Source text =>
━━━━━━━━━━━━━━━━━━━━
December 2, 2008 at 9:26 pm
The following two statements are taking 1:13 hours to run. How can I speed it up?
UPDATE dbo.CLAIMS SET admission_date = NULL WHERE admission_date IS NOT NULL;
GO
UPDATE dbo.CLAIMS SET discharge_date = NULL WHERE discharge_date IS NOT NULL;
GO
The CLAIMS table has 33,290,917 records.
Any help is much appreciated.
-Doug
December 2, 2008 at 10:15 pm
Doug (12/2/2008)
The following two statements are taking 1:13 hours to run. How can I speed it up?UPDATE dbo.CLAIMS SET admission_date = NULL WHERE admission_date IS NOT NULL;
GO
UPDATE dbo.CLAIMS SET discharge_date = NULL WHERE discharge_date IS NOT NULL;
GO
The CLAIMS table has 33,290,917 records.
Any help is much appreciated.
-Doug
Break it into smaller batches instead of of two huge updates.
declare @BatchSize int;
set @BatchSize = 10000;
while exists(select 1 from dbo.Claims where admission_date is not null
begin
UPDATE TOP (@BatchSize) dbo.CLAIMS SET
admission_date = NULL
WHERE
admission_date IS NOT NULL;
-- I'd put a transaction log backup here
end
while exists(select 1 from dbo.Claims where discharge_date is not null
begin
UPDATE TOP (@BatchSize) dbo.CLAIMS SET
discharge_date = NULL
WHERE
discharge_date IS NOT NULL;
-- I'd put a transaction log backup here
end
The above is a SQL Server 2005 solution. If you are actually using SQL Server 2000, there will need to be some changes.
━━━━━━━━━━━━━━━━━━━━
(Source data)
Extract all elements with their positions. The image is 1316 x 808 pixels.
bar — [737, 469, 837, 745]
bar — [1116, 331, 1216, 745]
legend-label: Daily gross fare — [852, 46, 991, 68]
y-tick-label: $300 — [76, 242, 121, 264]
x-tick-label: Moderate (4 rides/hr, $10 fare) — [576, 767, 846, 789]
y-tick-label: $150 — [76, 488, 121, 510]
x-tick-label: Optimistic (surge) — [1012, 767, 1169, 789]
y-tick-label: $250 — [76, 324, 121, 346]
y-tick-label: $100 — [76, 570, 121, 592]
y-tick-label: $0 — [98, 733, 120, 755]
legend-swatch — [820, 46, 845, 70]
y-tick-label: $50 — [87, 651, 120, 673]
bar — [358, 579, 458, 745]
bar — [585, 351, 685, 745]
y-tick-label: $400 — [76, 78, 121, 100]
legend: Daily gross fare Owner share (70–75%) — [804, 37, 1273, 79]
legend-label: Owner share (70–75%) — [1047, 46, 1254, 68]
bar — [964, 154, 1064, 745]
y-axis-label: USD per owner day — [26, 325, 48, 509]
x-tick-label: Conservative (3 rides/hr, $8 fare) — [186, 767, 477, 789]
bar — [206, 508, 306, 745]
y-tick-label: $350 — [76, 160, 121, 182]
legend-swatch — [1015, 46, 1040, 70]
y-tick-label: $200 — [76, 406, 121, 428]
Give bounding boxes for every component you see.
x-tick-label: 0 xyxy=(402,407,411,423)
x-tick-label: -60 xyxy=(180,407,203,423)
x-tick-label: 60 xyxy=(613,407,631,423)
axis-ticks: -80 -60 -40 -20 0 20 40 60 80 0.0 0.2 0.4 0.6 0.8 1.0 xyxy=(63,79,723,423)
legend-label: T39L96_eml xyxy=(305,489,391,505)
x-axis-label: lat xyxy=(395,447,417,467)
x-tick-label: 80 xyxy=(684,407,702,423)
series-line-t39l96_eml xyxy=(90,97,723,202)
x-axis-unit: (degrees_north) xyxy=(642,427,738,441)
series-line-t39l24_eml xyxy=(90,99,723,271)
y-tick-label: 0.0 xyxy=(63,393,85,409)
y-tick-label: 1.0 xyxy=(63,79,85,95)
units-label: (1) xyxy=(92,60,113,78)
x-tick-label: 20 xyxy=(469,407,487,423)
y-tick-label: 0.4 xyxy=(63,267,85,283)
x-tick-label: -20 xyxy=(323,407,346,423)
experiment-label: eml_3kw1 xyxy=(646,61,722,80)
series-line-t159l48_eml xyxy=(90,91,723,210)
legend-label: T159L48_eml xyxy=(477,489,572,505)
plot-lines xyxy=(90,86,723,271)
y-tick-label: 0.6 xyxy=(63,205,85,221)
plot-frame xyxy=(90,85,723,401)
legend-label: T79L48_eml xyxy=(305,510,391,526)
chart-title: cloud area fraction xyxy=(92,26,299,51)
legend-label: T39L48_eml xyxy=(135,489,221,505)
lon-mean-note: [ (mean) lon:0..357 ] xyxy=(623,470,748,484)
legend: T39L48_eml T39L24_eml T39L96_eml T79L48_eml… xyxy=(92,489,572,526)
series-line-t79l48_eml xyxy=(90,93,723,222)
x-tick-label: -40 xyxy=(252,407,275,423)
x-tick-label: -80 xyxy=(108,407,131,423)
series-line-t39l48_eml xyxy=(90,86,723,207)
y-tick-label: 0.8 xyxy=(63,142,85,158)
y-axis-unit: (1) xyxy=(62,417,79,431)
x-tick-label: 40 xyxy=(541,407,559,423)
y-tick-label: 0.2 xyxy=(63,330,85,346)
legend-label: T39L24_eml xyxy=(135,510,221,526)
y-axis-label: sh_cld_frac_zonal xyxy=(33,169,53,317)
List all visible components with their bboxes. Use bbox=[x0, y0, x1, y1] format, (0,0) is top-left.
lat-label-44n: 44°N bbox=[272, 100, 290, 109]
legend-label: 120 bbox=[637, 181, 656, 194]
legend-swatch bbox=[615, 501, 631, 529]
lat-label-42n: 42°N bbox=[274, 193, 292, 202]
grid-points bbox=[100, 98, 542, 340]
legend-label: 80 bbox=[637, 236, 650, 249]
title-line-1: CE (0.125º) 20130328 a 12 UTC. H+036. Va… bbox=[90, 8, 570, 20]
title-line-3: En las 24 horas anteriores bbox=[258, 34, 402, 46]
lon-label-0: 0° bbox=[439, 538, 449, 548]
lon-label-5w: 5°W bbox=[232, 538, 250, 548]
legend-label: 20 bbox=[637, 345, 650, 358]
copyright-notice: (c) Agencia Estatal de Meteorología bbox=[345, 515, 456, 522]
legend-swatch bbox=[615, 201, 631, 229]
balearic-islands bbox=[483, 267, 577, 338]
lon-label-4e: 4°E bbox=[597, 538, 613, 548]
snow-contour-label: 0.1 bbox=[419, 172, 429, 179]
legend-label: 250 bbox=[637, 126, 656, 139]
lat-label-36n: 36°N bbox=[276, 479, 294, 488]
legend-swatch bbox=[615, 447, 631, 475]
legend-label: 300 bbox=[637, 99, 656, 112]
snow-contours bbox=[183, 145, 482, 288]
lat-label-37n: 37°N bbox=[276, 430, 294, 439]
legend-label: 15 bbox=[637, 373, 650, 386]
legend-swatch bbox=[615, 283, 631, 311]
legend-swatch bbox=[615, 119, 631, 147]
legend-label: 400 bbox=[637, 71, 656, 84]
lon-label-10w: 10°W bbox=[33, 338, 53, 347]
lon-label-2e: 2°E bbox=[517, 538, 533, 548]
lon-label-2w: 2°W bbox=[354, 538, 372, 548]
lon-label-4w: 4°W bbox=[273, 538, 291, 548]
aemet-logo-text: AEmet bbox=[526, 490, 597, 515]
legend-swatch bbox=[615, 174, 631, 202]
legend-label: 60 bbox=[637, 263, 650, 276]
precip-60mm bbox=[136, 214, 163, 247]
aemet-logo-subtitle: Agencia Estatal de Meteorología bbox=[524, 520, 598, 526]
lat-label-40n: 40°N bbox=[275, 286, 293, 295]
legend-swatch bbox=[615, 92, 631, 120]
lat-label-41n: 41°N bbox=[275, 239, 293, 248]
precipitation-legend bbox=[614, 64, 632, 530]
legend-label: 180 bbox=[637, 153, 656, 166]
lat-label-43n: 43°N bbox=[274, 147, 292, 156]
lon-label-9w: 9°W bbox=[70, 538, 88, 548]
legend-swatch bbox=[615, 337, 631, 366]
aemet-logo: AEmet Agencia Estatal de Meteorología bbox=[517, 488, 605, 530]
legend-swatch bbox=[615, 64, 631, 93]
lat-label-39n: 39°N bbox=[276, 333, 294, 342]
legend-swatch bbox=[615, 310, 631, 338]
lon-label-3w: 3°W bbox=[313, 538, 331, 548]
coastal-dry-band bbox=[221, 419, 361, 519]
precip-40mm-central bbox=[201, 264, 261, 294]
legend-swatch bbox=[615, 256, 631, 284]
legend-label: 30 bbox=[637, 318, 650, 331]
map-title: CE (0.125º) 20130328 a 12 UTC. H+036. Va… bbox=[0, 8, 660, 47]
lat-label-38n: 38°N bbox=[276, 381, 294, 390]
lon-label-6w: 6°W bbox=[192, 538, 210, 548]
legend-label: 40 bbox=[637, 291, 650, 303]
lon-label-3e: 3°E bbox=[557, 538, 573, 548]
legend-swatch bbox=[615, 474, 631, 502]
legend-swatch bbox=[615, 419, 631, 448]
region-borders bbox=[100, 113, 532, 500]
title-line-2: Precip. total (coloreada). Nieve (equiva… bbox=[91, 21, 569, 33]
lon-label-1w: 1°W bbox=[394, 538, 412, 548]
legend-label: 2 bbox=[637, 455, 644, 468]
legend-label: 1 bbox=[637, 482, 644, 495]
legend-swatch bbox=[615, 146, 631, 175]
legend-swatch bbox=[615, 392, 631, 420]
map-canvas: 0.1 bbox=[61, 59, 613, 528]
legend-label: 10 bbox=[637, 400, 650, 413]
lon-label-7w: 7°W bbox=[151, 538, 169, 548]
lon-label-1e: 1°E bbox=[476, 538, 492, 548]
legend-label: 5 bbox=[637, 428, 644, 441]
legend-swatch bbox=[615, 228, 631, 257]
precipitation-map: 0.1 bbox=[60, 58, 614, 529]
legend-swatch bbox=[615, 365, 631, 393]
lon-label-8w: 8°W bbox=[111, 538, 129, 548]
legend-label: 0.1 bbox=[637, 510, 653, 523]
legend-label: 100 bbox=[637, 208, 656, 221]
━━━━━━━━━━━━━━━━━━━━
Exercise requirements =>
A – In the forum thread on slow UPDATE statements, what batch size does the suggested script set?
B – Copy the stretch of the forum thread on slow UPDATE statements from "December 2, 2008 at 9:26" through "Doug (12/2/2008)".
C – Proceed with the forum thread on slow UPDATE statements, picking up after its last sentence.
The listing was taken from a different source than the forum thread on slow UPDATE statements.

Answers by task =>
A – 10,000

B –
December 2, 2008 at 9:26 pm
The following two statements are taking 1:13 hours to run. How can I speed it up?
UPDATE dbo.CLAIMS SET admission_date = NULL WHERE admission_date IS NOT NULL;
GO
UPDATE dbo.CLAIMS SET discharge_date = NULL WHERE discharge_date IS NOT NULL;
GO
The CLAIMS table has 33,290,917 records.
Any help is much appreciated.
-Doug
December 2, 2008 at 10:15 pm
Doug (12/2/2008)

C –
December 2, 2008 at 10:36 pm
To add to what Lynn stated.... there are two reasons you need to break up such a large update... the first is the LOG file. Even with the SIMPLE recovery mode, the LOG file will grow to hold everything that happens in a single Update so it can be rolled back if interrupted.
The second reason is, every system has a "tipping point". On most systems, such a simple Update will easily handle a million rows in a minute or less. For two million rows, just double the time for two minutes or less. It may even do 3 or 4 million rows in the expected 3 or 4 minutes. But, then the system loses it's mind... it may take an hour to do just 5 million rows and it may take 24 or more hours to do 32 million rows.
The "tipping point" in each system varies depending on available memory, IO, LOF file size, etc, etc, and I know of no one who has a simple formula to predict that point. One query may easily do an Update on 4 million rows in 4 minutes, while another may not make it past 2 million rows. You can certainly test for the "tipping point" for each query, but it's usually easier to have a template to divide the work into million row updates that continue until done.
--Jeff Moden
Change is inevitable... Change for the better is not.
December 2, 2008 at 10:38 pm
P.S. You may want to stop that single Update you're running right now. It may take several hours to rollback or it might rollback quicker. But even such a simple update is going to take a huge amount of time on 32 million rows because of the "tipping point". It's worth the stop and then restart the Update in smaller, million row chunks.
--Jeff Moden
Change is inevitable... Change for the better is not.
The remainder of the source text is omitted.